REQUIRED TASK |
In the records below, pick out all lines containing the word "name".

Figure record listings |
#####
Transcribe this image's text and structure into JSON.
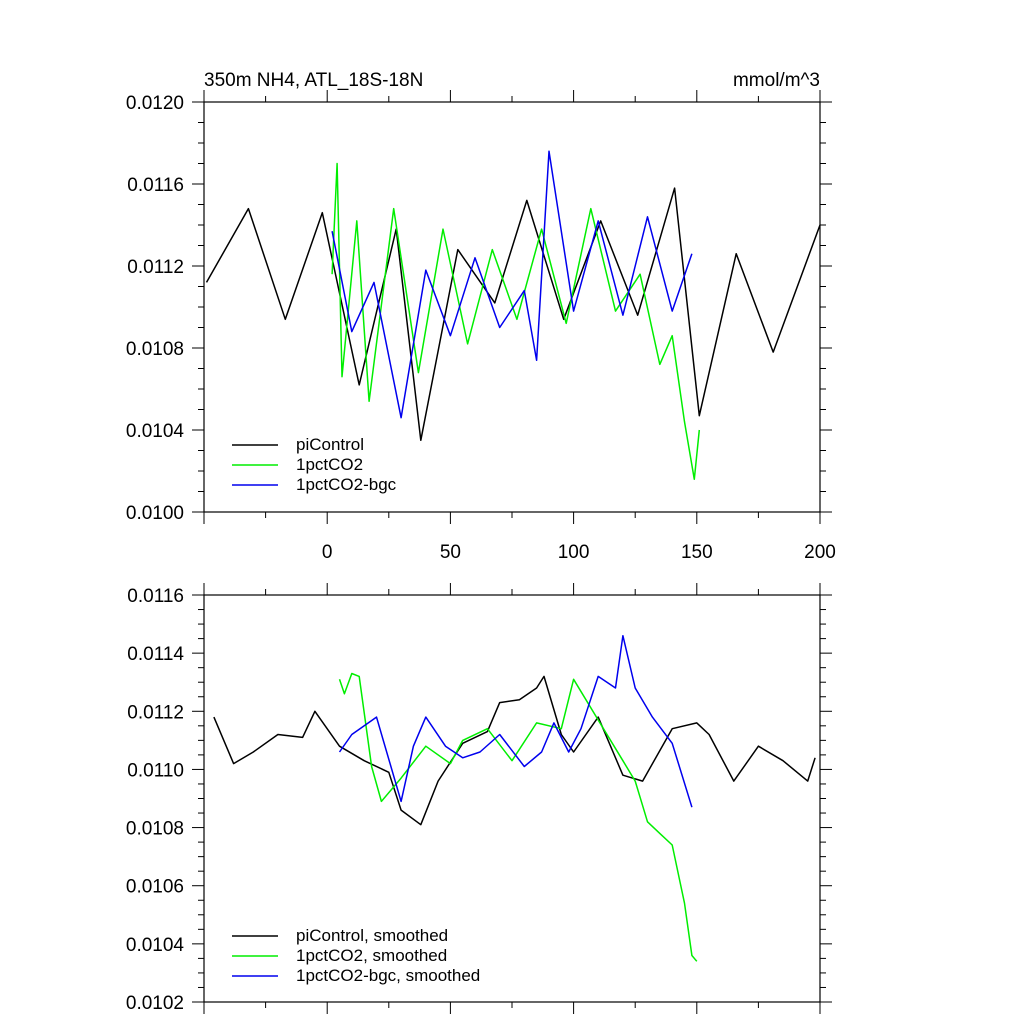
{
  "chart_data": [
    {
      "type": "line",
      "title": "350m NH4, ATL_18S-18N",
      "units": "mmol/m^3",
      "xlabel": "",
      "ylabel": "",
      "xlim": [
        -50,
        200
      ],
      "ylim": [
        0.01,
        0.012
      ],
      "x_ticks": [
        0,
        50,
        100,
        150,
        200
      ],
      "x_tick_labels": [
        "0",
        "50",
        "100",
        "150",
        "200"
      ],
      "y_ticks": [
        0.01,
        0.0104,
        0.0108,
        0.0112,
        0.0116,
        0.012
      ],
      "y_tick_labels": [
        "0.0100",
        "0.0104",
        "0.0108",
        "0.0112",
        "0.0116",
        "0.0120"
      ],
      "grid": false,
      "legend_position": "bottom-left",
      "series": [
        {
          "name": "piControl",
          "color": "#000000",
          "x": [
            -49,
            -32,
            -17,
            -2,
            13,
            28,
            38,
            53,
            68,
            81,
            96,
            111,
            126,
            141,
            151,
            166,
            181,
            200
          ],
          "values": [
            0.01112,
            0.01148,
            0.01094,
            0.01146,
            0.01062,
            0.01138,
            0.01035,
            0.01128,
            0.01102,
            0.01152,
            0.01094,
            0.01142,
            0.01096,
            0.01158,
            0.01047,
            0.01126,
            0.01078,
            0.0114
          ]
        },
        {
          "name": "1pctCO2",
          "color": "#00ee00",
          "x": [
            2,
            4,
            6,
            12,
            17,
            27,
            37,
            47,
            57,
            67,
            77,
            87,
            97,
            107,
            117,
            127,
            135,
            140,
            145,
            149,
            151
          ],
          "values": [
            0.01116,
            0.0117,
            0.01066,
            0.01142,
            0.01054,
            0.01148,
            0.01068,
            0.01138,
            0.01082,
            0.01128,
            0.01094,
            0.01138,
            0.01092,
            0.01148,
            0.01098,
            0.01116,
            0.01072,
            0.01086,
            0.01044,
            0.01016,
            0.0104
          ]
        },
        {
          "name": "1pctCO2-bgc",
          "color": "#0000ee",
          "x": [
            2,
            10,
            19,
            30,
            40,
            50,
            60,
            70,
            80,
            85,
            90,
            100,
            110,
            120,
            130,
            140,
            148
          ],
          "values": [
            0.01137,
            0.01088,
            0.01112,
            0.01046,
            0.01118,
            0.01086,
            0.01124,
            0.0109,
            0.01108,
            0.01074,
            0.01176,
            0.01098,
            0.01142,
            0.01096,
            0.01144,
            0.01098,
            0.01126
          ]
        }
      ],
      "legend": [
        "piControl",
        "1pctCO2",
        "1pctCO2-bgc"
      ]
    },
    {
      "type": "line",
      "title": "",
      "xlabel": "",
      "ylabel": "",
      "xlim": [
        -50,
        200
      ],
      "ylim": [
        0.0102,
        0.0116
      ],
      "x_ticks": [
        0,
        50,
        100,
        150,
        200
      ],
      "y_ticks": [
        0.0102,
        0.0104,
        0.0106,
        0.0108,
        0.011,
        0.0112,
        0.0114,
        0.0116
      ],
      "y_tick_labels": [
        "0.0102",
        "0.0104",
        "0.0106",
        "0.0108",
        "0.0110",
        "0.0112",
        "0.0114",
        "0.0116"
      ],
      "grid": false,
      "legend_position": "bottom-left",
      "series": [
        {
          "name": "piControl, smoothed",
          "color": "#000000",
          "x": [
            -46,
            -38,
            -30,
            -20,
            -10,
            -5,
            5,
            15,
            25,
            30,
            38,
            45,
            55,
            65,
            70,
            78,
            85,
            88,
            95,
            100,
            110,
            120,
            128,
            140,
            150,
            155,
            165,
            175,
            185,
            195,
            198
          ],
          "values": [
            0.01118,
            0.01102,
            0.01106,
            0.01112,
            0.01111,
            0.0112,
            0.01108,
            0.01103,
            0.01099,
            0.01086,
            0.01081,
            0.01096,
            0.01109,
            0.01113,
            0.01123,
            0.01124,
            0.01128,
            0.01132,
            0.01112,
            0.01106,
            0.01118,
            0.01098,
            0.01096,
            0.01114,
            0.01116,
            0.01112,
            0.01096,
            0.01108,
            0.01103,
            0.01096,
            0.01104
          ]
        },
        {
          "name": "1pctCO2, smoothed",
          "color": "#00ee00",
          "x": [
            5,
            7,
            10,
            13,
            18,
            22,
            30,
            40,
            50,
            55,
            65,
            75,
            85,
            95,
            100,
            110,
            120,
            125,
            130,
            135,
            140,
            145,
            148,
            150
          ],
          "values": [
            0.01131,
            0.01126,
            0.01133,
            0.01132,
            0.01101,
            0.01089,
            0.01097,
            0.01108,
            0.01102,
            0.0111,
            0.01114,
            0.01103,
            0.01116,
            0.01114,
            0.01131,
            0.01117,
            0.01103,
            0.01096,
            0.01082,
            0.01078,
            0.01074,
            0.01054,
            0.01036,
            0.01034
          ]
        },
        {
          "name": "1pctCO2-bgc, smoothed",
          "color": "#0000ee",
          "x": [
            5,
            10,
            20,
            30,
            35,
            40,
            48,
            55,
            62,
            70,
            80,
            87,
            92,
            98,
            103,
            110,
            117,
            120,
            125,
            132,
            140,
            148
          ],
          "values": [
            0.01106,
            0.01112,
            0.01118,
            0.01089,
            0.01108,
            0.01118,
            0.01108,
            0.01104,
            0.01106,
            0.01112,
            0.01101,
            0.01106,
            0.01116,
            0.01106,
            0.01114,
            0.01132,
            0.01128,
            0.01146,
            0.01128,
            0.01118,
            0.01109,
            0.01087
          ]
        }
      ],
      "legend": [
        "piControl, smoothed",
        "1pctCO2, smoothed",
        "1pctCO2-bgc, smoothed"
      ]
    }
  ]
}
#####
TASK ANSWER |
          "name": "piControl",
          "name": "1pctCO2",
          "name": "1pctCO2-bgc",
          "name": "piControl, smoothed",
          "name": "1pctCO2, smoothed",
          "name": "1pctCO2-bgc, smoothed",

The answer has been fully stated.